BRIEF 1 » Reproduce the part of the taekwondo tournament text that opens with the words containing "Preparing for the" and closes with "Belt (of course)", word for word.

EXCERPTED TEXT »
--------------------------------

Typically your taekwondo school will announce when a local tournament is upcoming and will solicit volunteers among its students to compete in the tournament. You can choose which type of competition you want to participate in (sparring, forms, breaking, etc.). Competing in the tournament usually requires an entrance fee. Typically your taekwondo school will schedule extra classes for students who wish to compete in the tournament.

Even new students can compete in students, as their are tournament divisions specifically geared toward lower-belt students. In fact, most compeitions are divided into multiple categories:

  • Different divisions for different belt colors
  • Different divisions for different genders
  • Different divisions for different age groups
  • Different divisions for different weight classes

So even though there may be many hundreds of people competing at the tournament, only a few dozen might be competing in your event / belt level / gender / age group / weight class. 

Preparing for the Tournament

  • Attend the extra practice sessions at your school if you can
  • If you're sparring, make sure all your sparring gear is ready well before the day of the tournament. Don't forget to fit your mouth guard before the tournament (usually done with hot water to make the mouth guard pliable).
  • Much of the day at the tournament is spent waiting -- waiting for your chance to compete. A book, an iPad, some snacks, water bottles -- all worth packing. Don't pack too much stuff though, as most tournaments are pretty crowded and you're not going to have a lot of elbow room.
  • Typical Packing List:
    • Taekwondo uniform (and possibly bring a spare just in case) -- or wear your uniform to the tournament
    • Belt (of course)
    • Water bottles
    • Fruit for after the competition.
    • Small towel(s) - sparring especially is sweaty work requires one)
    • Bleacher cushion (for the parents -- you're going to be sitting for a long time too)

--------------------------------

RECORD LIST »
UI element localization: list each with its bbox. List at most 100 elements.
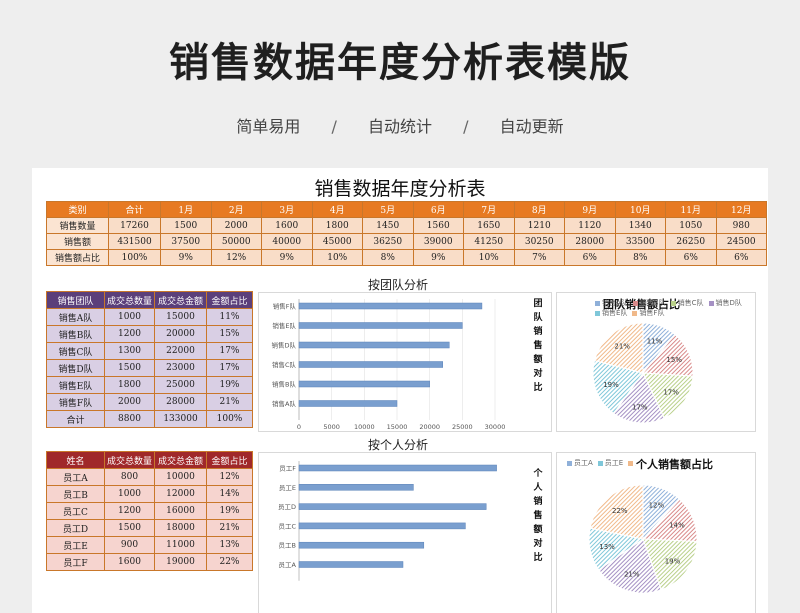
- x-tick-label: 5000: [323, 423, 340, 431]
- category-label: 销售B队: [272, 380, 296, 389]
- bar: [298, 380, 430, 388]
- legend-item: 销售B队: [632, 299, 666, 307]
- summary-cell: 10%: [463, 249, 515, 266]
- slice-label: 19%: [603, 381, 619, 389]
- summary-cell: 销售数量: [46, 217, 109, 234]
- summary-header-cell: 9月: [564, 201, 616, 218]
- category-label: 销售C队: [272, 360, 297, 369]
- chart-title-char: 销: [533, 497, 543, 507]
- person-row: 员工D 1500 18000 21%: [46, 519, 253, 537]
- team-cell: 销售A队: [46, 308, 105, 326]
- legend-item: 员工E: [597, 459, 623, 467]
- team-cell: 销售F队: [46, 393, 105, 411]
- summary-cell: 8%: [614, 249, 666, 266]
- summary-cell: 41250: [463, 233, 515, 250]
- summary-cell: 24500: [715, 233, 767, 250]
- team-cell: 销售B队: [46, 325, 105, 343]
- category-label: 销售A队: [272, 399, 296, 408]
- team-cell: 21%: [206, 393, 253, 411]
- summary-cell: 45000: [311, 233, 363, 250]
- person-bar-chart: 员工F 员工E 员工D 员工C 员工B 员工A 个人销售额对比: [258, 452, 552, 613]
- person-cell: 1600: [104, 553, 155, 571]
- person-cell: 12%: [206, 468, 253, 486]
- summary-cell: 39000: [412, 233, 464, 250]
- team-row: 销售C队 1300 22000 17%: [46, 342, 253, 360]
- slice-label: 21%: [614, 343, 630, 351]
- chart-title-char: 团: [533, 299, 543, 309]
- summary-header-cell: 类别: [46, 201, 109, 218]
- slice-label: 15%: [666, 356, 682, 364]
- team-pie-chart: 团队销售额占比 销售A队 销售B队 销售C队 销售D队销售E队 销售F队 11% 15% 1…: [556, 292, 756, 432]
- team-row: 销售F队 2000 28000 21%: [46, 393, 253, 411]
- summary-cell: 1800: [311, 217, 363, 234]
- team-cell: 1500: [104, 359, 155, 377]
- person-row: 员工A 800 10000 12%: [46, 468, 253, 486]
- person-cell: 1200: [104, 502, 155, 520]
- summary-header-cell: 4月: [311, 201, 363, 218]
- summary-cell: 28000: [564, 233, 616, 250]
- person-header-cell: 成交总数量: [104, 451, 155, 469]
- person-cell: 22%: [206, 553, 253, 571]
- team-cell: 20000: [154, 325, 207, 343]
- chart-title-char: 销: [533, 327, 543, 337]
- person-section-label: 按个人分析: [368, 438, 429, 452]
- summary-cell: 6%: [564, 249, 616, 266]
- legend-swatch: [597, 460, 603, 466]
- x-tick-label: 30000: [485, 423, 506, 431]
- summary-header-cell: 合计: [108, 201, 161, 218]
- legend-item: 员工A: [567, 459, 593, 467]
- summary-cell: 1450: [362, 217, 414, 234]
- category-label: 员工E: [279, 484, 296, 492]
- bar: [298, 541, 425, 549]
- bar: [298, 400, 398, 407]
- chart-title-char: 对: [533, 539, 543, 549]
- summary-cell: 12%: [210, 249, 262, 266]
- team-cell: 28000: [154, 393, 207, 411]
- summary-header-cell: 11月: [665, 201, 717, 218]
- person-cell: 员工F: [46, 553, 105, 571]
- person-cell: 16000: [154, 502, 207, 520]
- summary-cell: 40000: [261, 233, 313, 250]
- summary-table: 类别 合计 1月 2月 3月 4月 5月 6月 7月 8月 9月 10月 11月 12月 销售数量 17260…: [46, 201, 767, 266]
- summary-header-cell: 5月: [362, 201, 414, 218]
- chart-title-char: 额: [533, 355, 543, 365]
- team-header-cell: 销售团队: [46, 291, 105, 309]
- legend-item: 销售C队: [670, 299, 704, 307]
- team-cell: 11%: [206, 308, 253, 326]
- category-label: 销售D队: [271, 341, 296, 350]
- person-row: 员工B 1000 12000 14%: [46, 485, 253, 503]
- summary-cell: 36250: [362, 233, 414, 250]
- chart-title-char: 人: [533, 483, 543, 493]
- person-cell: 员工A: [46, 468, 105, 486]
- person-cell: 800: [104, 468, 155, 486]
- slice-label: 17%: [632, 403, 648, 411]
- summary-header-cell: 6月: [412, 201, 464, 218]
- slice-label: 19%: [665, 557, 681, 565]
- team-cell: 19%: [206, 376, 253, 394]
- chart-title-char: 个: [533, 469, 543, 479]
- person-cell: 900: [104, 536, 155, 554]
- pie-slice: [642, 372, 694, 419]
- category-label: 销售F队: [273, 302, 297, 311]
- team-row: 合计 8800 133000 100%: [46, 410, 253, 428]
- team-row: 销售A队 1000 15000 11%: [46, 308, 253, 326]
- summary-cell: 6%: [665, 249, 717, 266]
- person-cell: 10000: [154, 468, 207, 486]
- summary-cell: 销售额占比: [46, 249, 109, 266]
- slice-label: 14%: [669, 522, 685, 530]
- bar: [298, 361, 443, 368]
- summary-cell: 销售额: [46, 233, 109, 250]
- category-label: 销售E队: [272, 321, 296, 330]
- team-cell: 8800: [104, 410, 155, 428]
- team-cell: 1000: [104, 308, 155, 326]
- legend-swatch: [708, 300, 714, 306]
- x-tick-label: 0: [297, 423, 301, 431]
- summary-cell: 30250: [513, 233, 565, 250]
- summary-row: 销售额占比 100% 9% 12% 9% 10% 8% 9% 10% 7% 6% 8% 6% 6%: [46, 249, 767, 266]
- summary-header-cell: 2月: [210, 201, 262, 218]
- team-cell: 133000: [154, 410, 207, 428]
- bar: [298, 341, 450, 349]
- legend-swatch: [632, 310, 638, 316]
- summary-cell: 1600: [261, 217, 313, 234]
- summary-cell: 1500: [160, 217, 212, 234]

--------------------------------

BRIEF 2 » In the records, take the part that opens with the line containing "- x-tick-label: 5000: [323, 423, 340, 431]" and closes with the line containing "- person-row: 员工D". Write out only those lines again, replacing "category-label" with "row-label" and leaving everything else as it is.

WRITTEN REPLY 1 »
Preparing for the Tournament

  • Attend the extra practice sessions at your school if you can
  • If you're sparring, make sure all your sparring gear is ready well before the day of the tournament. Don't forget to fit your mouth guard before the tournament (usually done with hot water to make the mouth guard pliable).
  • Much of the day at the tournament is spent waiting -- waiting for your chance to compete. A book, an iPad, some snacks, water bottles -- all worth packing. Don't pack too much stuff though, as most tournaments are pretty crowded and you're not going to have a lot of elbow room.
  • Typical Packing List:
    • Taekwondo uniform (and possibly bring a spare just in case) -- or wear your uniform to the tournament
    • Belt (of course)

WRITTEN REPLY 2 »
- x-tick-label: 5000: [323, 423, 340, 431]
- row-label: 销售B队: [272, 380, 296, 389]
- bar: [298, 380, 430, 388]
- legend-item: 销售B队: [632, 299, 666, 307]
- summary-cell: 10%: [463, 249, 515, 266]
- slice-label: 19%: [603, 381, 619, 389]
- summary-cell: 销售数量: [46, 217, 109, 234]
- summary-header-cell: 9月: [564, 201, 616, 218]
- row-label: 销售C队: [272, 360, 297, 369]
- chart-title-char: 销: [533, 497, 543, 507]
- person-row: 员工D 1500 18000 21%: [46, 519, 253, 537]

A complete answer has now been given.